> **Task goal**:
Review the material line by line. Identify and copy every line that contains the string "东莞巴士".
begin Data for this task
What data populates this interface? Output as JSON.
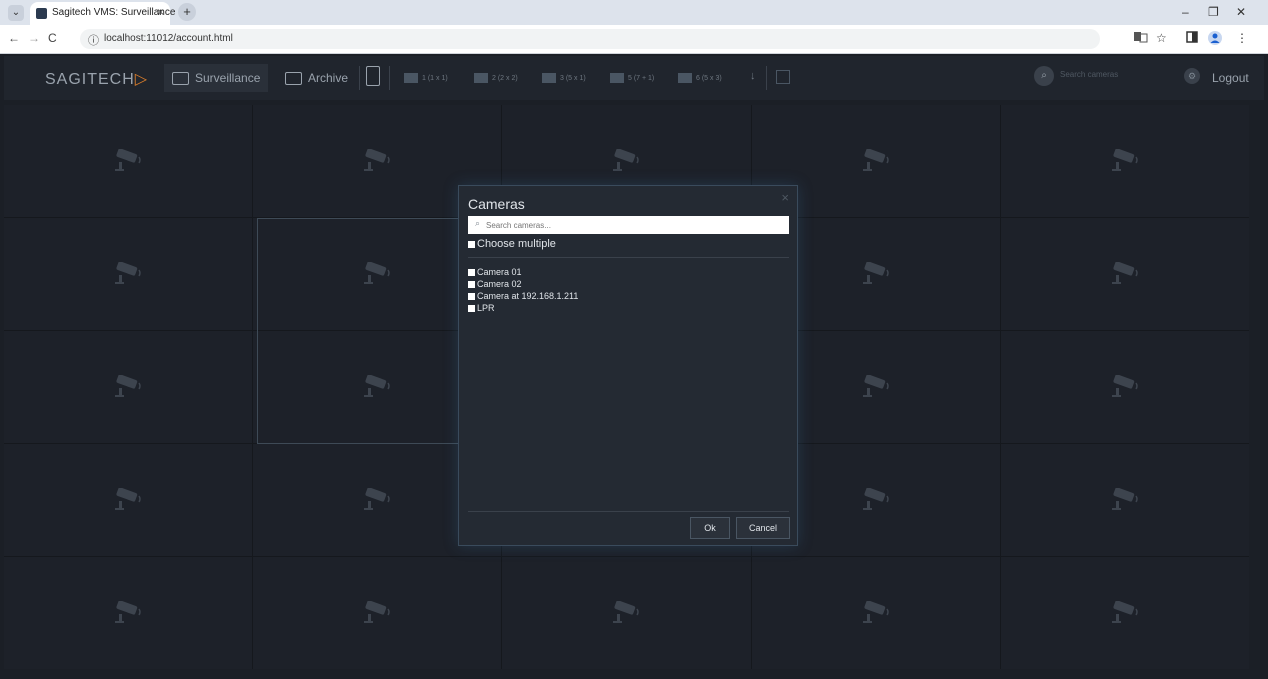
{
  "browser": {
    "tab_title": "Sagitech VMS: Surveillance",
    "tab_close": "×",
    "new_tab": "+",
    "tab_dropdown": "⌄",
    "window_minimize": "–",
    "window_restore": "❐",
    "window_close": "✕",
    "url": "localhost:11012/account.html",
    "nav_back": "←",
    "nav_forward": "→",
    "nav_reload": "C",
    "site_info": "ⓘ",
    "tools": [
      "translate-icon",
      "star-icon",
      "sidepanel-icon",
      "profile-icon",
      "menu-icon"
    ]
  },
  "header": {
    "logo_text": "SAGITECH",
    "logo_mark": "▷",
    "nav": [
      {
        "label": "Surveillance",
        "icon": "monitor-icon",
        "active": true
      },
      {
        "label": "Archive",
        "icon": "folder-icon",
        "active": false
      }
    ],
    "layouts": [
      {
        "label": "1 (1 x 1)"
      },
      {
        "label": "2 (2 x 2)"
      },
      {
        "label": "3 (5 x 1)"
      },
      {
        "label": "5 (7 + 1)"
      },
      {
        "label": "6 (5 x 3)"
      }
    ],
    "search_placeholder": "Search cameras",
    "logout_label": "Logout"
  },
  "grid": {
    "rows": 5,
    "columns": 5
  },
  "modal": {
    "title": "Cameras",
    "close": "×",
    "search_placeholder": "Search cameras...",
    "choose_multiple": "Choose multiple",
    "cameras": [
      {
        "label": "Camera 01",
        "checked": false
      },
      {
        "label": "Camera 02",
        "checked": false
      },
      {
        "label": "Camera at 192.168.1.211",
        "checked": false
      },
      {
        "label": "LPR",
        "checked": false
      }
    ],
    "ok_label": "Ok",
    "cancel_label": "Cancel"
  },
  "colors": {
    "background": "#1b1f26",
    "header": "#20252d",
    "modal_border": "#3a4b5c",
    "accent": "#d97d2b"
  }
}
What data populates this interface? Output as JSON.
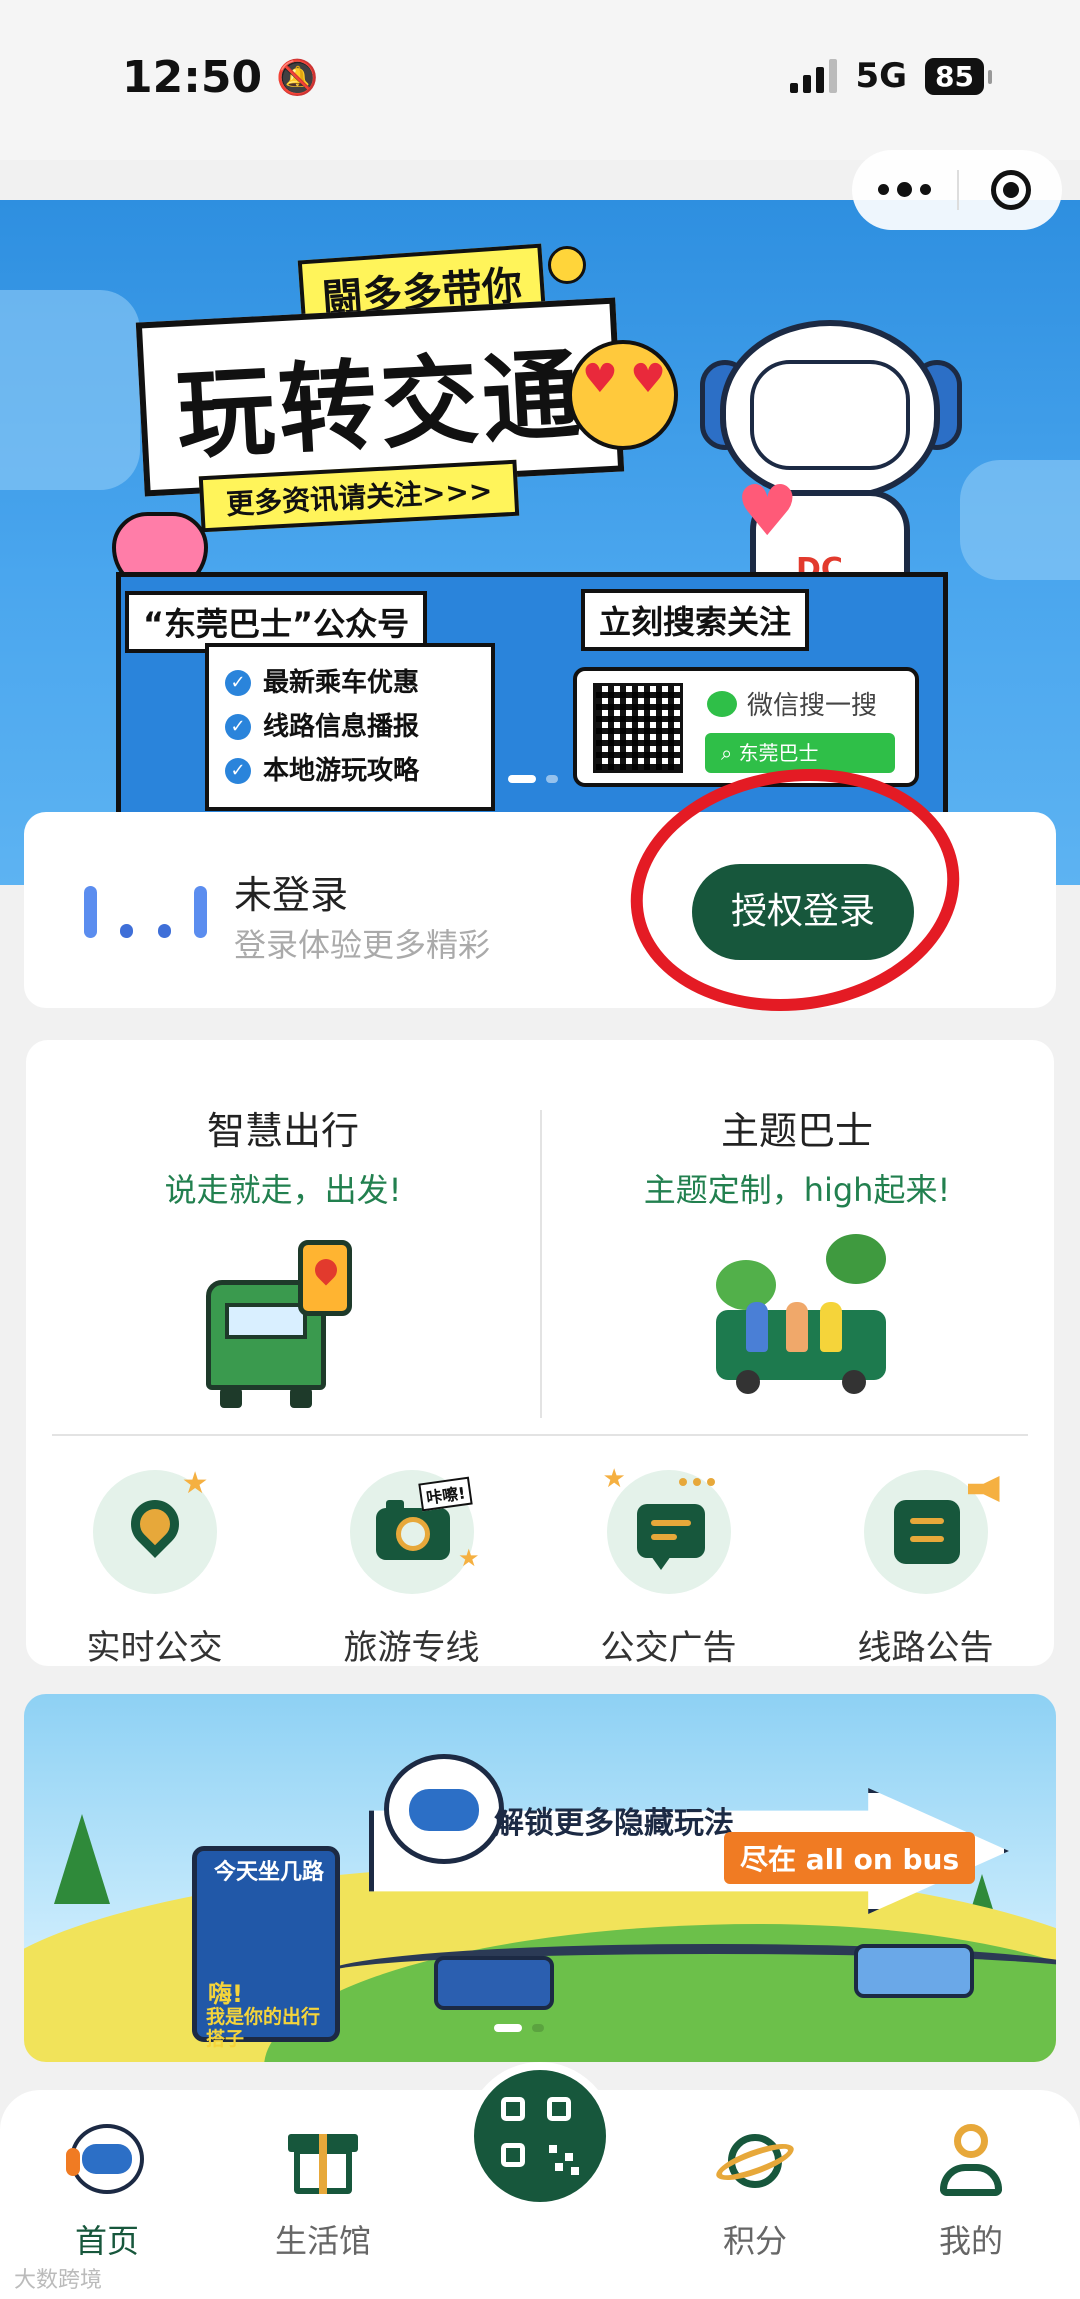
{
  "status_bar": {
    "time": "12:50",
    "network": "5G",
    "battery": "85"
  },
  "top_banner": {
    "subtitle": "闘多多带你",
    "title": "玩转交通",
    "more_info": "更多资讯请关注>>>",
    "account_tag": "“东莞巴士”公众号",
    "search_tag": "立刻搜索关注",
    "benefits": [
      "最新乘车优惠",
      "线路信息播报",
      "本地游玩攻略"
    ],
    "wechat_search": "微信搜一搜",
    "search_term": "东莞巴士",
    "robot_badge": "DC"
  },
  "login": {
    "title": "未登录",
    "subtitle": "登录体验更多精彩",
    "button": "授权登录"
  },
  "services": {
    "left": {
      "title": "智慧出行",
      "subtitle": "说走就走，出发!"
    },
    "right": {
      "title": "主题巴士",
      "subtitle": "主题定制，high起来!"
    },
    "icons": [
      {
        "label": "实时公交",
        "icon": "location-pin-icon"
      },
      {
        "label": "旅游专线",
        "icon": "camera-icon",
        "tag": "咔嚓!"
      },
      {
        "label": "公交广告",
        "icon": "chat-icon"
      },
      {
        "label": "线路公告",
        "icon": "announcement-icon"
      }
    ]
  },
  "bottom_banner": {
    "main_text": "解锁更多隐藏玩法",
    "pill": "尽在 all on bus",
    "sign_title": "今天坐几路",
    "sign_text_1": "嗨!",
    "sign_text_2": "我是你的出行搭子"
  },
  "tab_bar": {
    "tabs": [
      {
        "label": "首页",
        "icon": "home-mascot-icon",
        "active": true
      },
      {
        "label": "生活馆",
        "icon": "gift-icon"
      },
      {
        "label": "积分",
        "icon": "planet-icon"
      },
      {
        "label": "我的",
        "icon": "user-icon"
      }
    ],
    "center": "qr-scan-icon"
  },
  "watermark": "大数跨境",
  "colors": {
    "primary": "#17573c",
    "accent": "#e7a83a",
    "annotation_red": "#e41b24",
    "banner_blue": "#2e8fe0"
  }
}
end Data for this task
begin Data for this task
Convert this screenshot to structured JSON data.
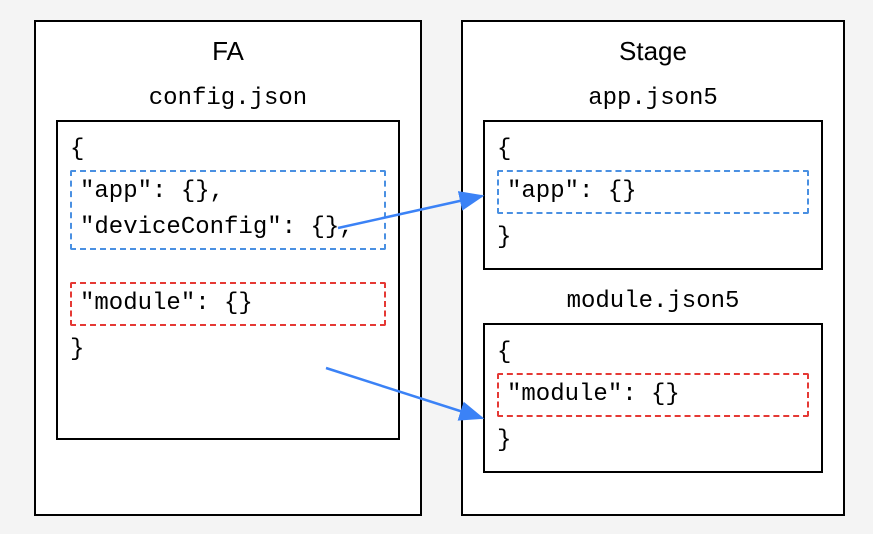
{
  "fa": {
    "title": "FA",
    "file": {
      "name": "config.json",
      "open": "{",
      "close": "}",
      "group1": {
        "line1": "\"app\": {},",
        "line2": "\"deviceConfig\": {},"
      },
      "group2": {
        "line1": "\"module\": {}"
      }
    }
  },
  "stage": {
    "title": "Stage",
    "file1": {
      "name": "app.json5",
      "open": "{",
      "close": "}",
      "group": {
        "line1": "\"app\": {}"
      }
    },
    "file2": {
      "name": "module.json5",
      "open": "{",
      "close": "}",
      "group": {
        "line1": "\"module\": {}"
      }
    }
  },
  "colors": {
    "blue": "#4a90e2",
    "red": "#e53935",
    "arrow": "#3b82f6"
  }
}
end Data for this task
> **Solution for this task**:
    "account_tag": "“东莞巴士”公众号",
    "search_term": "东莞巴士",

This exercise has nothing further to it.